• Task brief
Below are the records. List every line holding the word "عنينا".

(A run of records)
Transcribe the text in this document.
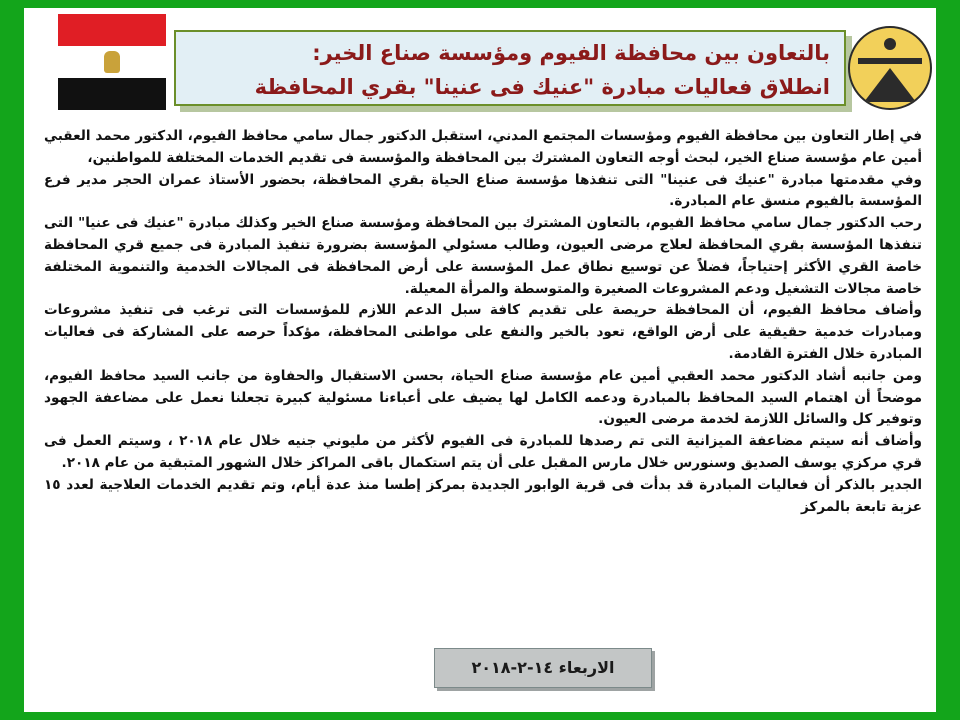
بالتعاون بين محافظة الفيوم ومؤسسة صناع الخير:
انطلاق فعاليات مبادرة "عنيك فى عنينا" بقري المحافظة

في إطار التعاون بين محافظة الفيوم ومؤسسات المجتمع المدني، استقبل الدكتور جمال سامي محافظ الفيوم، الدكتور محمد العقبي أمين عام مؤسسة صناع الخير، لبحث أوجه التعاون المشترك بين المحافظة والمؤسسة فى تقديم الخدمات المختلفة للمواطنين،

وفي مقدمتها مبادرة "عنيك فى عنينا" التى تنفذها مؤسسة صناع الحياة بقري المحافظة، بحضور الأستاذ عمران الحجر مدير فرع المؤسسة بالفيوم منسق عام المبادرة.

رحب الدكتور جمال سامي محافظ الفيوم، بالتعاون المشترك بين المحافظة ومؤسسة صناع الخير وكذلك مبادرة "عنيك فى عنيا" التى تنفذها المؤسسة بقري المحافظة لعلاج مرضى العيون، وطالب مسئولي المؤسسة بضرورة تنفيذ المبادرة فى جميع قري المحافظة خاصة القري الأكثر إحتياجاً، فضلاً عن توسيع نطاق عمل المؤسسة على أرض المحافظة فى المجالات الخدمية والتنموية المختلفة خاصة مجالات التشغيل ودعم المشروعات الصغيرة والمتوسطة والمرأة المعيلة.

وأضاف محافظ الفيوم، أن المحافظة حريصة على تقديم كافة سبل الدعم اللازم للمؤسسات التى ترغب فى تنفيذ مشروعات ومبادرات خدمية حقيقية على أرض الواقع، تعود بالخير والنفع على مواطنى المحافظة، مؤكداً حرصه على المشاركة فى فعاليات المبادرة خلال الفترة القادمة.

ومن جانبه أشاد الدكتور محمد العقبي أمين عام مؤسسة صناع الحياة، بحسن الاستقبال والحفاوة من جانب السيد محافظ الفيوم، موضحاً أن اهتمام السيد المحافظ بالمبادرة ودعمه الكامل لها يضيف على أعباءنا مسئولية كبيرة تجعلنا نعمل على مضاعفة الجهود وتوفير كل والسائل اللازمة لخدمة مرضى العيون.

وأضاف أنه سيتم مضاعفة الميزانية التى تم رصدها للمبادرة فى الفيوم لأكثر من مليوني جنيه خلال عام ٢٠١٨ ، وسيتم العمل فى قري مركزي يوسف الصديق وسنورس خلال مارس المقبل على أن يتم استكمال باقى المراكز خلال الشهور المتبقية من عام ٢٠١٨.

الجدير بالذكر أن فعاليات المبادرة قد بدأت فى قرية الوابور الجديدة بمركز إطسا منذ عدة أيام، وتم تقديم الخدمات العلاجية لعدد ١٥ عزبة تابعة بالمركز

الاربعاء ١٤-٢-٢٠١٨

• Exercise result
انطلاق فعاليات مبادرة "عنيك فى عنينا" بقري المحافظة
وفي مقدمتها مبادرة "عنيك فى عنينا" التى تنفذها مؤسسة صناع الحياة بقري المحافظة، بحضور الأستاذ عمران الحجر مدير فرع المؤسسة بالفيوم منسق عام المبادرة.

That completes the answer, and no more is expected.